What to work on: From the entries below, copy every line that holds the word "screenshot".

Input records:
-------

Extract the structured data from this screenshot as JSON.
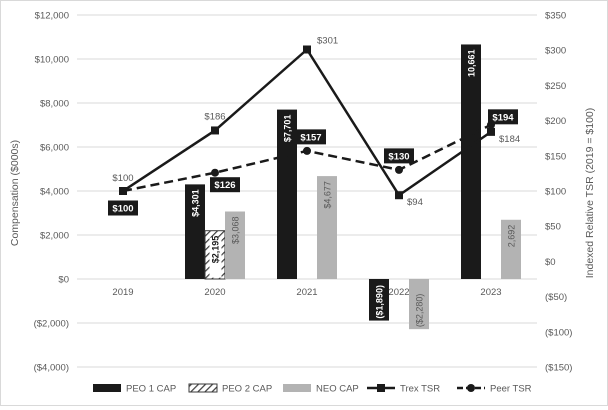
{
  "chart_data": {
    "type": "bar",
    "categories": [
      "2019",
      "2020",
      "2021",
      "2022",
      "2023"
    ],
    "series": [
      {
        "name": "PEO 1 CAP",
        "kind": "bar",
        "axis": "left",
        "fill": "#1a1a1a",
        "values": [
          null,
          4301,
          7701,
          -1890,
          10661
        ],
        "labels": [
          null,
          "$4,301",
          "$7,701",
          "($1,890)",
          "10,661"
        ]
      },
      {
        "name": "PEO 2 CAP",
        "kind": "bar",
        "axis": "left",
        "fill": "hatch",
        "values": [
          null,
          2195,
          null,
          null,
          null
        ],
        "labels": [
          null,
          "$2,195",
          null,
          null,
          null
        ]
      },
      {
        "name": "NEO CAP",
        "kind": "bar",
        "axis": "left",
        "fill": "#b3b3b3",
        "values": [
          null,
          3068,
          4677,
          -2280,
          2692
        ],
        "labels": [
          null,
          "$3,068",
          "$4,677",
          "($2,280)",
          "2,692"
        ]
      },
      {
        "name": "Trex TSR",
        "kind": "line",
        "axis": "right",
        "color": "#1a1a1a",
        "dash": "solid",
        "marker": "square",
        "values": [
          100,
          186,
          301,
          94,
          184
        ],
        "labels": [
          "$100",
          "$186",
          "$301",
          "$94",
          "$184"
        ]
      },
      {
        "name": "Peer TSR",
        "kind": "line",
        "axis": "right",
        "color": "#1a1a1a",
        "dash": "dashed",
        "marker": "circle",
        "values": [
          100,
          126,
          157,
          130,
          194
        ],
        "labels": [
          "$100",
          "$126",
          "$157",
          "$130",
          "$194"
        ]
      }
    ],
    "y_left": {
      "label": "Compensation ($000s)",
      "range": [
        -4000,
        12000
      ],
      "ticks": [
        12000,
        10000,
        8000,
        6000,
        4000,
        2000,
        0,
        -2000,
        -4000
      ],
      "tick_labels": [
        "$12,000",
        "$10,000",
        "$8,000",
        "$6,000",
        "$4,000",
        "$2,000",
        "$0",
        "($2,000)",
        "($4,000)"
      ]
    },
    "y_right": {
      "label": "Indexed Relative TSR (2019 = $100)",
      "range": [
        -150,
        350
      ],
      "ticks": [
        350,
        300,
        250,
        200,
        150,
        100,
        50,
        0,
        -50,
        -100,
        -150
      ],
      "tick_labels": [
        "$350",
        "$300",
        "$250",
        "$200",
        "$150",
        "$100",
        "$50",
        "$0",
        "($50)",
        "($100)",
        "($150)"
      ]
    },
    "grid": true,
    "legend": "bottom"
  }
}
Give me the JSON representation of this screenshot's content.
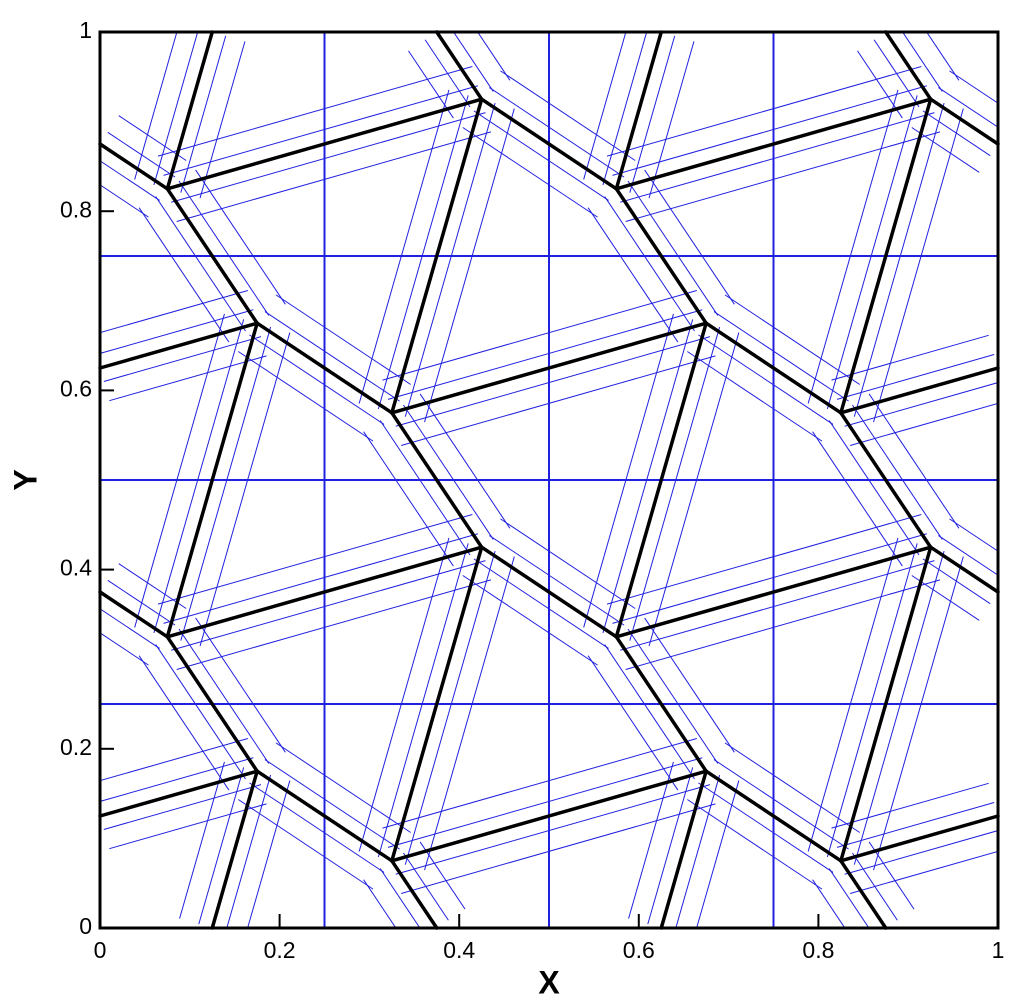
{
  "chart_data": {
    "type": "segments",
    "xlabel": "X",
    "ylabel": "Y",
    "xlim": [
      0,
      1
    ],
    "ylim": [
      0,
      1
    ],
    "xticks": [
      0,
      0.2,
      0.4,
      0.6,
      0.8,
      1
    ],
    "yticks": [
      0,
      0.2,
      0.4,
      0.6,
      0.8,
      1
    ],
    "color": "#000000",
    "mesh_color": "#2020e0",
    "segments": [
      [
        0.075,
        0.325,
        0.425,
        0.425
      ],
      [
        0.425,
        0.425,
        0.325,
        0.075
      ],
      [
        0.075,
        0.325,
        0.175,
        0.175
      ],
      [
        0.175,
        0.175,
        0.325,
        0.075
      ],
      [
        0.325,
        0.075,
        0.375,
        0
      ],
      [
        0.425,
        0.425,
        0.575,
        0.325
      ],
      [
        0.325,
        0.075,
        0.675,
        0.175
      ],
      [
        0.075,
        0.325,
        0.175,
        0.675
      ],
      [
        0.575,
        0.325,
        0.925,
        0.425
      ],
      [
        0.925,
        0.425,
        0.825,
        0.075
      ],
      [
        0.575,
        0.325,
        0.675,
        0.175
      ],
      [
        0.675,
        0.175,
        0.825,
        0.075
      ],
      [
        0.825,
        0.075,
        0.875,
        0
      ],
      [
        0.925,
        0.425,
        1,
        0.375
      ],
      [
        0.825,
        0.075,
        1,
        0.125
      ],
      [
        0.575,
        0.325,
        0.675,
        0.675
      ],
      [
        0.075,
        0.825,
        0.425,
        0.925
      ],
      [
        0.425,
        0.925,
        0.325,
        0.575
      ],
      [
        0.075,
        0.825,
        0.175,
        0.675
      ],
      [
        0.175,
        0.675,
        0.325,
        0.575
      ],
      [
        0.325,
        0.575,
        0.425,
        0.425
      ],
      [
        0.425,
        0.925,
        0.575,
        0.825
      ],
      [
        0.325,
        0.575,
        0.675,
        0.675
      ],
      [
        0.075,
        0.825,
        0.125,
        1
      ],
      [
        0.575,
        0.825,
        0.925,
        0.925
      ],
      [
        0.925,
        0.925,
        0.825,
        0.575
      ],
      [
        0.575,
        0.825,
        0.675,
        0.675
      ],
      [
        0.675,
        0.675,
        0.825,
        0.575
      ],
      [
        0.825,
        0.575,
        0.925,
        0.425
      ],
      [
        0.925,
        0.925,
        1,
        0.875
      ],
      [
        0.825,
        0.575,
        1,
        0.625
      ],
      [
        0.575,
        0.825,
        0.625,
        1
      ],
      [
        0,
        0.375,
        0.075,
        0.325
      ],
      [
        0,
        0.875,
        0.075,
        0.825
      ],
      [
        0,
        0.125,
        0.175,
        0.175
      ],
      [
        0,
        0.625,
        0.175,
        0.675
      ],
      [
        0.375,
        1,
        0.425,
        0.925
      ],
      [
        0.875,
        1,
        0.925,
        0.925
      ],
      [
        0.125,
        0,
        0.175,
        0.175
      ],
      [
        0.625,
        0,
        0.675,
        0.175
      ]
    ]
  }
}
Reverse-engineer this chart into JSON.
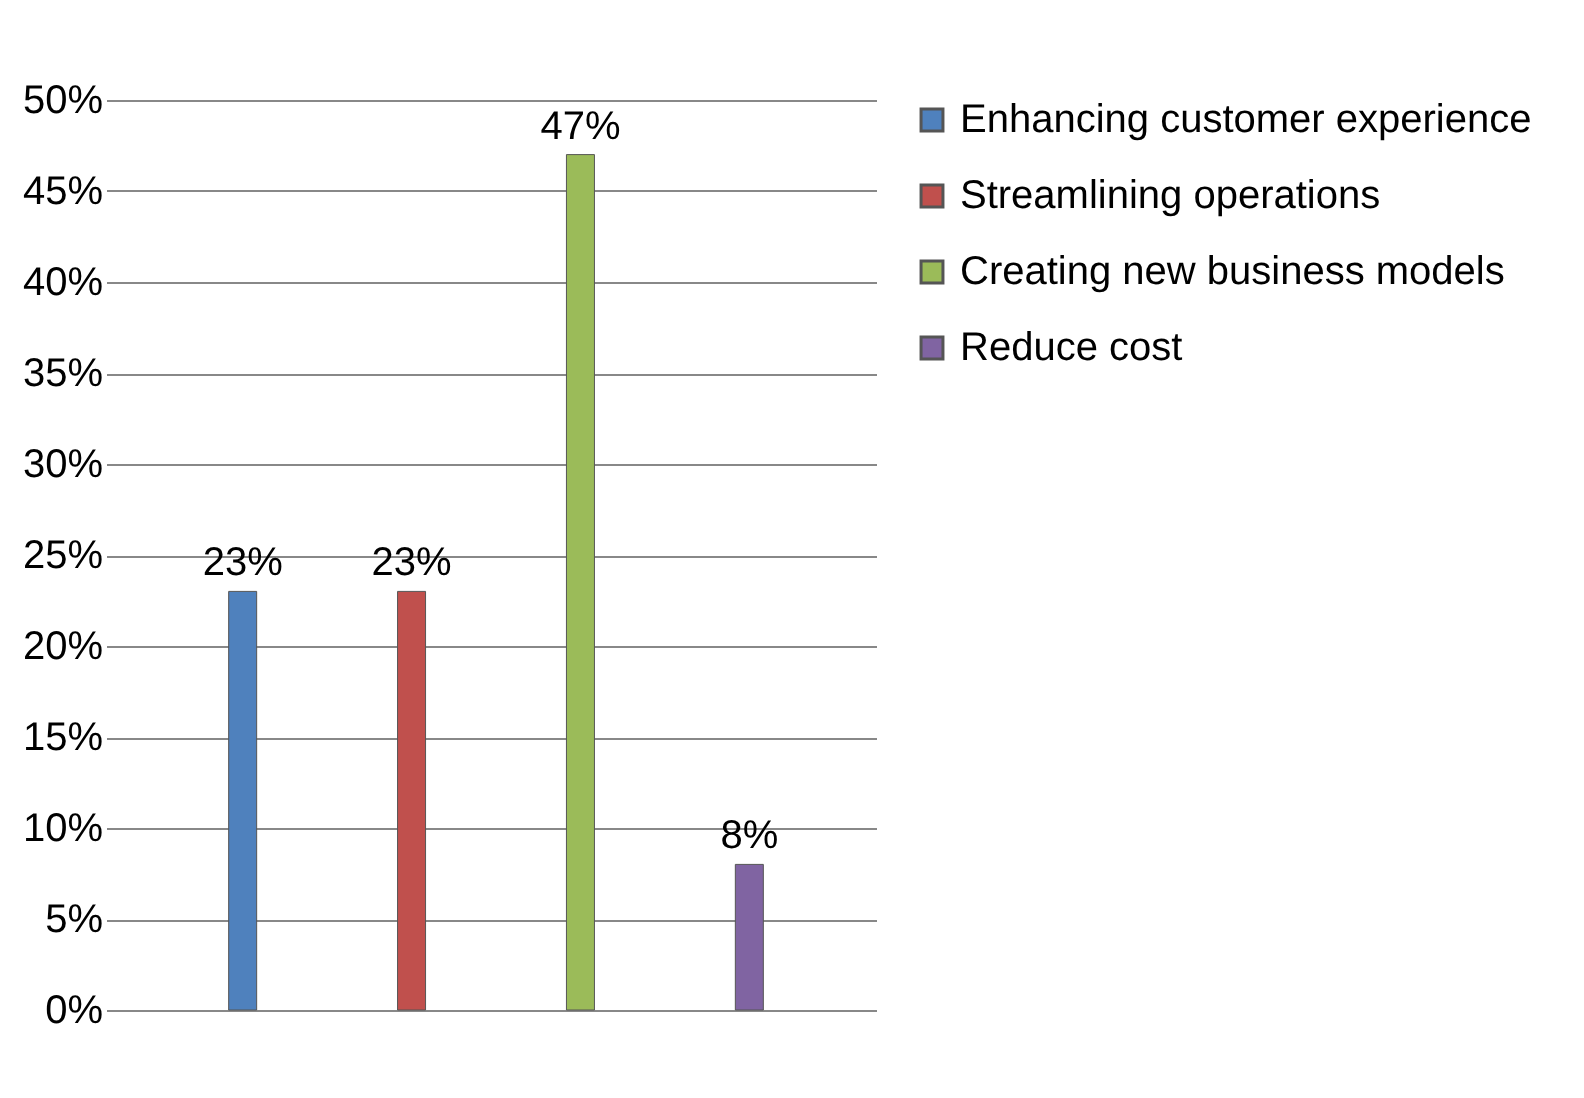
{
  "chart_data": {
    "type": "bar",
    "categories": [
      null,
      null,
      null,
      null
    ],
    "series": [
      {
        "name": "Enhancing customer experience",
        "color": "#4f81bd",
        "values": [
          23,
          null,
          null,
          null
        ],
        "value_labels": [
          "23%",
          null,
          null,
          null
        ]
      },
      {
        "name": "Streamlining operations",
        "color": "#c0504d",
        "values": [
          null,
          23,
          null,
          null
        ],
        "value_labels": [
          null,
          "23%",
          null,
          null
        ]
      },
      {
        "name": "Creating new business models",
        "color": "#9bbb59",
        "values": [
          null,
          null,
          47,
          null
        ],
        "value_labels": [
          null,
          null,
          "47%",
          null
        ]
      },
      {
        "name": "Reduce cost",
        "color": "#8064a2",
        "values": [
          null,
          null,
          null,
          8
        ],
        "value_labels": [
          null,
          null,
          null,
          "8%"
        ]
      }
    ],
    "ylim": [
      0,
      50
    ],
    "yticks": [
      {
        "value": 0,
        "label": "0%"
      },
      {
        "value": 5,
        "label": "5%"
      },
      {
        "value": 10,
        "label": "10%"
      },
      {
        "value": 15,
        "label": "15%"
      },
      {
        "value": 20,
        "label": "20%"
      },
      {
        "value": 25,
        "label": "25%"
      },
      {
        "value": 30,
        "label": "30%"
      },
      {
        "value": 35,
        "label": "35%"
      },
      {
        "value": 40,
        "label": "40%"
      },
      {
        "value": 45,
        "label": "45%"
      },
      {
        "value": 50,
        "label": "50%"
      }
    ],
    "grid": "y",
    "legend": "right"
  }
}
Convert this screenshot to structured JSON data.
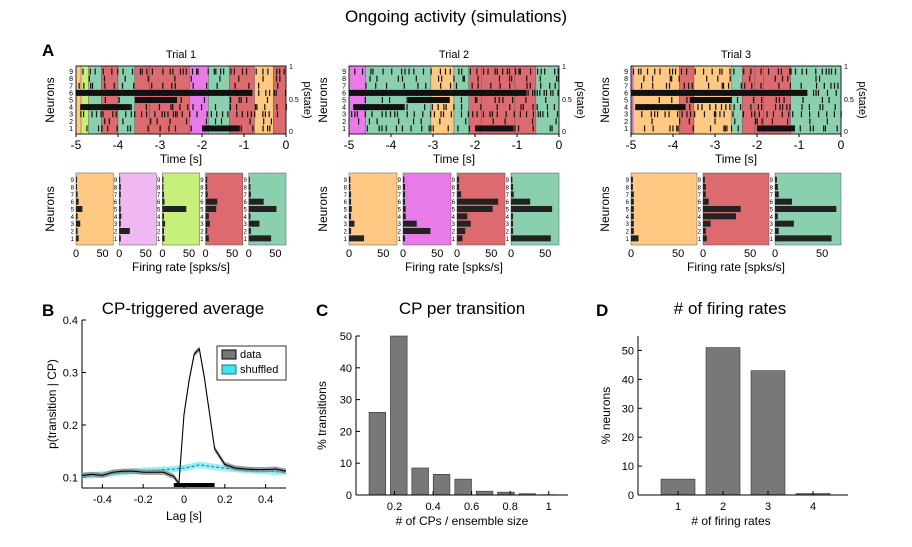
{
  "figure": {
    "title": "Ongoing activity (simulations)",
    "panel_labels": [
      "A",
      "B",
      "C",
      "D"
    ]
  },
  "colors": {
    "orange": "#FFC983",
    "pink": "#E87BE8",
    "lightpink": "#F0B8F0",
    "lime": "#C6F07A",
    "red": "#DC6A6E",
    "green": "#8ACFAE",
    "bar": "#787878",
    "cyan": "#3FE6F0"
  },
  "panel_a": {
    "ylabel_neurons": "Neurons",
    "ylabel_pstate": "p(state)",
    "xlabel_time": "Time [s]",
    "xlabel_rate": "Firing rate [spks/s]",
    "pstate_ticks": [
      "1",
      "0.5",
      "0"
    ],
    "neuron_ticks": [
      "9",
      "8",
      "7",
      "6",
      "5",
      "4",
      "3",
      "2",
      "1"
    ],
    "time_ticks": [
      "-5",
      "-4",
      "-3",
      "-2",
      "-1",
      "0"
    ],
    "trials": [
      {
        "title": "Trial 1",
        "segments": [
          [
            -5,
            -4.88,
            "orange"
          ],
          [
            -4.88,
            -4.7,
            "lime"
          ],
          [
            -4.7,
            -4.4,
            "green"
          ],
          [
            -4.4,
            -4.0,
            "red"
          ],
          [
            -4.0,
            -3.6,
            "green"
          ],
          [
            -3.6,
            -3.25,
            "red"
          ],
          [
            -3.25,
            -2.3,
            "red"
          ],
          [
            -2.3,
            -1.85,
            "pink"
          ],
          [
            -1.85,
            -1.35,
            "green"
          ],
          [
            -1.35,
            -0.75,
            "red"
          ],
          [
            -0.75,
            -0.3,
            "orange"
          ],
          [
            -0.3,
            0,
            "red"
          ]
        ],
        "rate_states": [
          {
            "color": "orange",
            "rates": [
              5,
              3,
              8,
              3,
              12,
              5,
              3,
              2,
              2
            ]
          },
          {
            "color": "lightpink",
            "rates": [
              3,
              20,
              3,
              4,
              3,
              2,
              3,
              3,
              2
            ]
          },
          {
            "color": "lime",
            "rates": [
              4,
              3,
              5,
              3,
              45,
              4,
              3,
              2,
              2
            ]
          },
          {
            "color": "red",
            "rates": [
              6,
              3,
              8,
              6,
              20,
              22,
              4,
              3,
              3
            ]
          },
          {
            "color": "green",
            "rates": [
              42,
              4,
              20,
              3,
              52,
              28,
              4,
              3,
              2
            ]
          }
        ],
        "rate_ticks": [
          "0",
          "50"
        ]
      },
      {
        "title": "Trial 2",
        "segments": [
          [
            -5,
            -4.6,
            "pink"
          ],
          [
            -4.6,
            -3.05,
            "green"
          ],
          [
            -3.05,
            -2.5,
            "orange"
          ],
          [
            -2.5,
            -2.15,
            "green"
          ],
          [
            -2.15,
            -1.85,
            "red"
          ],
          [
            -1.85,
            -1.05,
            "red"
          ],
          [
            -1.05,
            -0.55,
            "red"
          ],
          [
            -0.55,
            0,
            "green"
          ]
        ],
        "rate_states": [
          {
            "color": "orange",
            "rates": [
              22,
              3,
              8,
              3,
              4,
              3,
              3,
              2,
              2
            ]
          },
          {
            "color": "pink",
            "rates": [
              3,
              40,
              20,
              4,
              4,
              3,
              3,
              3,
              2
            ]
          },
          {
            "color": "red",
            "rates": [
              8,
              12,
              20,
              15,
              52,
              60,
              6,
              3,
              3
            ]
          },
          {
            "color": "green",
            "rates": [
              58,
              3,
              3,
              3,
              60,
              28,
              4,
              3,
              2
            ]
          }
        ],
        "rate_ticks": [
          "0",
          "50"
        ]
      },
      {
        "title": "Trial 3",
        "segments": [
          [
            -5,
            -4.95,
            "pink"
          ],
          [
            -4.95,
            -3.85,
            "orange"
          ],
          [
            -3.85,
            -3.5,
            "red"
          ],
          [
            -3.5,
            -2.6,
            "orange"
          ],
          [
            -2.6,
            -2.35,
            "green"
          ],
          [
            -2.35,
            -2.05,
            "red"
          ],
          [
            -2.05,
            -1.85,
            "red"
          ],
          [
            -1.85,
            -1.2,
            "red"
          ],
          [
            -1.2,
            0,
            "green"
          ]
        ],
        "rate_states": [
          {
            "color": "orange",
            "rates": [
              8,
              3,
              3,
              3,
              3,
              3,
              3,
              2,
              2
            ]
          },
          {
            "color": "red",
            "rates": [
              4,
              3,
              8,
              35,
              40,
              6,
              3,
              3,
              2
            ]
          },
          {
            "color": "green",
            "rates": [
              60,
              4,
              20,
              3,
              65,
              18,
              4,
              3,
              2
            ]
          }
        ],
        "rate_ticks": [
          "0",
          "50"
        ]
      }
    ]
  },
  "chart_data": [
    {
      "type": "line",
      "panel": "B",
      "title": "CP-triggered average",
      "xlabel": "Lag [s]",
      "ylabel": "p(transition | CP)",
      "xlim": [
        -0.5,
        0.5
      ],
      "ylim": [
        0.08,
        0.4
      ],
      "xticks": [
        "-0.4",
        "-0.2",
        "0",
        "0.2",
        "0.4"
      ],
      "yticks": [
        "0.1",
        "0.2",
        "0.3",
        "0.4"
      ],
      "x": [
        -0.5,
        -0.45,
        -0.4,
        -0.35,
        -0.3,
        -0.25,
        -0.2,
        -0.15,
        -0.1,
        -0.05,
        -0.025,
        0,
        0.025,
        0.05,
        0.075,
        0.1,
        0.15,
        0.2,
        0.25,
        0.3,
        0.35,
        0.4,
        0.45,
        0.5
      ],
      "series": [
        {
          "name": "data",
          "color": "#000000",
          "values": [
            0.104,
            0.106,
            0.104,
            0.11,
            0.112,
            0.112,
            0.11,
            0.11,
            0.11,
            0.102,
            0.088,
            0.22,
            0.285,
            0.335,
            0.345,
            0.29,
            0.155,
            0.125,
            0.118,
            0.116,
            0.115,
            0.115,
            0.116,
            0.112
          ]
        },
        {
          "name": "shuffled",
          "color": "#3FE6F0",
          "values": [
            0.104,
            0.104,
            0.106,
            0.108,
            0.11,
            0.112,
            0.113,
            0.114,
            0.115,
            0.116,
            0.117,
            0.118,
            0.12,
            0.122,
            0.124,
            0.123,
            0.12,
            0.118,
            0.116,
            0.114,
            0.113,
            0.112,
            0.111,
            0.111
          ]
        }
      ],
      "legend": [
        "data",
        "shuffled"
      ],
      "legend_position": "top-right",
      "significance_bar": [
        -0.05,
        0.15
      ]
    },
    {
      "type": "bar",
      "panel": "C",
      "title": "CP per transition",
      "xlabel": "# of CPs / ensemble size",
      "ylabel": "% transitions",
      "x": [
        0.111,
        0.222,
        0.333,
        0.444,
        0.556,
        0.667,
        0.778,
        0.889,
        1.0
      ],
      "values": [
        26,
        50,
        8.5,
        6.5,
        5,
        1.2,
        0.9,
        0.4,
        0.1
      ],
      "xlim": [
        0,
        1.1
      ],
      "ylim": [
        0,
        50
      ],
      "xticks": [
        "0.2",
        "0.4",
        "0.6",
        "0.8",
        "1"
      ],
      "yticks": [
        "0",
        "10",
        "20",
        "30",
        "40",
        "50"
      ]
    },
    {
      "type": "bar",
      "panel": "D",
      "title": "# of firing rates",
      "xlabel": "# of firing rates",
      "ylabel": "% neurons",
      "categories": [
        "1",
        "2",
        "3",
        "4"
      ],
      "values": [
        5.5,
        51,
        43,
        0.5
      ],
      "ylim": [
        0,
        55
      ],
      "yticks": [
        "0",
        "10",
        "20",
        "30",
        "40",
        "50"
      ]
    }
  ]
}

-------

Correct output:
Extract the structured data from this screenshot as JSON.
Give me the JSON representation of this screenshot's content.
Convert this screenshot to structured JSON data.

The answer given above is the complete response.